▶ **Exercise task**
Reproduce each line of the listing exactly.

▶ **Data in this exercise**
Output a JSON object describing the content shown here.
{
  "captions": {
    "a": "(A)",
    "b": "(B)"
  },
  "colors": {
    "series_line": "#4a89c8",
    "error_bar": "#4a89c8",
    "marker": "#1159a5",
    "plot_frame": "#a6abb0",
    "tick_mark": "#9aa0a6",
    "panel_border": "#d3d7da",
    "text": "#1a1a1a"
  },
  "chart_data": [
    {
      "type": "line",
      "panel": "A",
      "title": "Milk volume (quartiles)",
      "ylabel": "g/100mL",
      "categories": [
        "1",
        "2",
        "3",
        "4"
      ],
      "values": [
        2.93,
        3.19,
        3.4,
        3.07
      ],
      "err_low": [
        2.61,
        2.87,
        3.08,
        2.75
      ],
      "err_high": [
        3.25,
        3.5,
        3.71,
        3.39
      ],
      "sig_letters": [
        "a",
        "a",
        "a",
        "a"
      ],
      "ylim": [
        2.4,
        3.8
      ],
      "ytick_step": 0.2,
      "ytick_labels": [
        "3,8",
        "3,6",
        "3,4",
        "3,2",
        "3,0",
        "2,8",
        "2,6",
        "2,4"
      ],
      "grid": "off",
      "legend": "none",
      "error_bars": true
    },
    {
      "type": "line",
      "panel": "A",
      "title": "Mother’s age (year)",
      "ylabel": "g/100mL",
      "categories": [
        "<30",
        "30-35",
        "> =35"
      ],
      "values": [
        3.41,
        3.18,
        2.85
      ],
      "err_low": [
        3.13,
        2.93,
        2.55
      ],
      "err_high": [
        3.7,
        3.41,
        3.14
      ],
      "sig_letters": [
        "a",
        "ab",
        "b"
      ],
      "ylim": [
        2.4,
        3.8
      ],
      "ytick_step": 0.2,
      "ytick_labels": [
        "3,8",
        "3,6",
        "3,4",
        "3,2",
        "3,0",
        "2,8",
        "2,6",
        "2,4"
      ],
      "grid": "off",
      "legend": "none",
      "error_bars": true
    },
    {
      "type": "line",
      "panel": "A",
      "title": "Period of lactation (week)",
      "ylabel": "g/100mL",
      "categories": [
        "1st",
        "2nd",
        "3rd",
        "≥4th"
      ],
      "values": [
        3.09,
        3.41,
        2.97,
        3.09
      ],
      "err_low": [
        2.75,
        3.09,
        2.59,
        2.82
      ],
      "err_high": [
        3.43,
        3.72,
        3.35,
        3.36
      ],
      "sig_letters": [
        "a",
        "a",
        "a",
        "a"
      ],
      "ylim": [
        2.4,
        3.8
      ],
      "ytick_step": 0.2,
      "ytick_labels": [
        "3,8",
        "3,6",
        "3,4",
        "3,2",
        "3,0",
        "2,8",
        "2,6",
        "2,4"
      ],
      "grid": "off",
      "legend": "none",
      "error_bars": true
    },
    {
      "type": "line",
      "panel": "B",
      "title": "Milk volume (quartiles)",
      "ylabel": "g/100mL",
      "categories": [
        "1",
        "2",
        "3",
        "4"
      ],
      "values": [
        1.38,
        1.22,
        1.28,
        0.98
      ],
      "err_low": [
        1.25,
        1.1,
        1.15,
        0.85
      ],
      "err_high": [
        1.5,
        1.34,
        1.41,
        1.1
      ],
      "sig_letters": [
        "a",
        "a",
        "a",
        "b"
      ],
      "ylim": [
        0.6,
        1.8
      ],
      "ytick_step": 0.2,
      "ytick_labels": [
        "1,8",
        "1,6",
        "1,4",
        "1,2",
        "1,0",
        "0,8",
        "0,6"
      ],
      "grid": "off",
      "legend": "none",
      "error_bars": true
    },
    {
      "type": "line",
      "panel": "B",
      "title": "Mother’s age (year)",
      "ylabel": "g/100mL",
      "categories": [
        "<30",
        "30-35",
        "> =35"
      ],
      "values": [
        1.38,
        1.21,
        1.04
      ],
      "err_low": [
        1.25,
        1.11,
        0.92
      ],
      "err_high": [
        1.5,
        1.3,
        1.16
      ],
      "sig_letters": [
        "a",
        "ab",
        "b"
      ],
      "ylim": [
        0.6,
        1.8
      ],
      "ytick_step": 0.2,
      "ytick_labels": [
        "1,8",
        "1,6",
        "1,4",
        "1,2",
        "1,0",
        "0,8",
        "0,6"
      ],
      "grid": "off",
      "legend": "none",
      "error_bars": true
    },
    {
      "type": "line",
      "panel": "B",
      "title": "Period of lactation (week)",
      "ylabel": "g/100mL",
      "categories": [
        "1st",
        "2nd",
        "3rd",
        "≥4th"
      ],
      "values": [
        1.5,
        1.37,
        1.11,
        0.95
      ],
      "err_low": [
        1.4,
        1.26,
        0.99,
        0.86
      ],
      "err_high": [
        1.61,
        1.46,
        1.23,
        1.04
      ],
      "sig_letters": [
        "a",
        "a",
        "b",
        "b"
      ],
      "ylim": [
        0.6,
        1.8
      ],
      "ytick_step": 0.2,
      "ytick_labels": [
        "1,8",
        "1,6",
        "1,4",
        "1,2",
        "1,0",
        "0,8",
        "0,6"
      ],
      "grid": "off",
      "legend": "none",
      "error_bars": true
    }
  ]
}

▶ **Answer for this exercise**
Output a JSON object describing the content shown here.
{
  "captions": {
    "a": "(A)",
    "b": "(B)"
  },
  "colors": {
    "series_line": "#4a89c8",
    "error_bar": "#4a89c8",
    "marker": "#1159a5",
    "plot_frame": "#a6abb0",
    "tick_mark": "#9aa0a6",
    "panel_border": "#d3d7da",
    "text": "#1a1a1a"
  },
  "chart_data": [
    {
      "type": "line",
      "panel": "A",
      "title": "Milk volume (quartiles)",
      "ylabel": "g/100mL",
      "categories": [
        "1",
        "2",
        "3",
        "4"
      ],
      "values": [
        2.93,
        3.19,
        3.4,
        3.07
      ],
      "err_low": [
        2.61,
        2.87,
        3.08,
        2.75
      ],
      "err_high": [
        3.25,
        3.5,
        3.71,
        3.39
      ],
      "sig_letters": [
        "a",
        "a",
        "a",
        "a"
      ],
      "ylim": [
        2.4,
        3.8
      ],
      "ytick_step": 0.2,
      "ytick_labels": [
        "3,8",
        "3,6",
        "3,4",
        "3,2",
        "3,0",
        "2,8",
        "2,6",
        "2,4"
      ],
      "grid": "off",
      "legend": "none",
      "error_bars": true
    },
    {
      "type": "line",
      "panel": "A",
      "title": "Mother’s age (year)",
      "ylabel": "g/100mL",
      "categories": [
        "<30",
        "30-35",
        "> =35"
      ],
      "values": [
        3.41,
        3.18,
        2.85
      ],
      "err_low": [
        3.13,
        2.93,
        2.55
      ],
      "err_high": [
        3.7,
        3.41,
        3.14
      ],
      "sig_letters": [
        "a",
        "ab",
        "b"
      ],
      "ylim": [
        2.4,
        3.8
      ],
      "ytick_step": 0.2,
      "ytick_labels": [
        "3,8",
        "3,6",
        "3,4",
        "3,2",
        "3,0",
        "2,8",
        "2,6",
        "2,4"
      ],
      "grid": "off",
      "legend": "none",
      "error_bars": true
    },
    {
      "type": "line",
      "panel": "A",
      "title": "Period of lactation (week)",
      "ylabel": "g/100mL",
      "categories": [
        "1st",
        "2nd",
        "3rd",
        "≥4th"
      ],
      "values": [
        3.09,
        3.41,
        2.97,
        3.09
      ],
      "err_low": [
        2.75,
        3.09,
        2.59,
        2.82
      ],
      "err_high": [
        3.43,
        3.72,
        3.35,
        3.36
      ],
      "sig_letters": [
        "a",
        "a",
        "a",
        "a"
      ],
      "ylim": [
        2.4,
        3.8
      ],
      "ytick_step": 0.2,
      "ytick_labels": [
        "3,8",
        "3,6",
        "3,4",
        "3,2",
        "3,0",
        "2,8",
        "2,6",
        "2,4"
      ],
      "grid": "off",
      "legend": "none",
      "error_bars": true
    },
    {
      "type": "line",
      "panel": "B",
      "title": "Milk volume (quartiles)",
      "ylabel": "g/100mL",
      "categories": [
        "1",
        "2",
        "3",
        "4"
      ],
      "values": [
        1.38,
        1.22,
        1.28,
        0.98
      ],
      "err_low": [
        1.25,
        1.1,
        1.15,
        0.85
      ],
      "err_high": [
        1.5,
        1.34,
        1.41,
        1.1
      ],
      "sig_letters": [
        "a",
        "a",
        "a",
        "b"
      ],
      "ylim": [
        0.6,
        1.8
      ],
      "ytick_step": 0.2,
      "ytick_labels": [
        "1,8",
        "1,6",
        "1,4",
        "1,2",
        "1,0",
        "0,8",
        "0,6"
      ],
      "grid": "off",
      "legend": "none",
      "error_bars": true
    },
    {
      "type": "line",
      "panel": "B",
      "title": "Mother’s age (year)",
      "ylabel": "g/100mL",
      "categories": [
        "<30",
        "30-35",
        "> =35"
      ],
      "values": [
        1.38,
        1.21,
        1.04
      ],
      "err_low": [
        1.25,
        1.11,
        0.92
      ],
      "err_high": [
        1.5,
        1.3,
        1.16
      ],
      "sig_letters": [
        "a",
        "ab",
        "b"
      ],
      "ylim": [
        0.6,
        1.8
      ],
      "ytick_step": 0.2,
      "ytick_labels": [
        "1,8",
        "1,6",
        "1,4",
        "1,2",
        "1,0",
        "0,8",
        "0,6"
      ],
      "grid": "off",
      "legend": "none",
      "error_bars": true
    },
    {
      "type": "line",
      "panel": "B",
      "title": "Period of lactation (week)",
      "ylabel": "g/100mL",
      "categories": [
        "1st",
        "2nd",
        "3rd",
        "≥4th"
      ],
      "values": [
        1.5,
        1.37,
        1.11,
        0.95
      ],
      "err_low": [
        1.4,
        1.26,
        0.99,
        0.86
      ],
      "err_high": [
        1.61,
        1.46,
        1.23,
        1.04
      ],
      "sig_letters": [
        "a",
        "a",
        "b",
        "b"
      ],
      "ylim": [
        0.6,
        1.8
      ],
      "ytick_step": 0.2,
      "ytick_labels": [
        "1,8",
        "1,6",
        "1,4",
        "1,2",
        "1,0",
        "0,8",
        "0,6"
      ],
      "grid": "off",
      "legend": "none",
      "error_bars": true
    }
  ]
}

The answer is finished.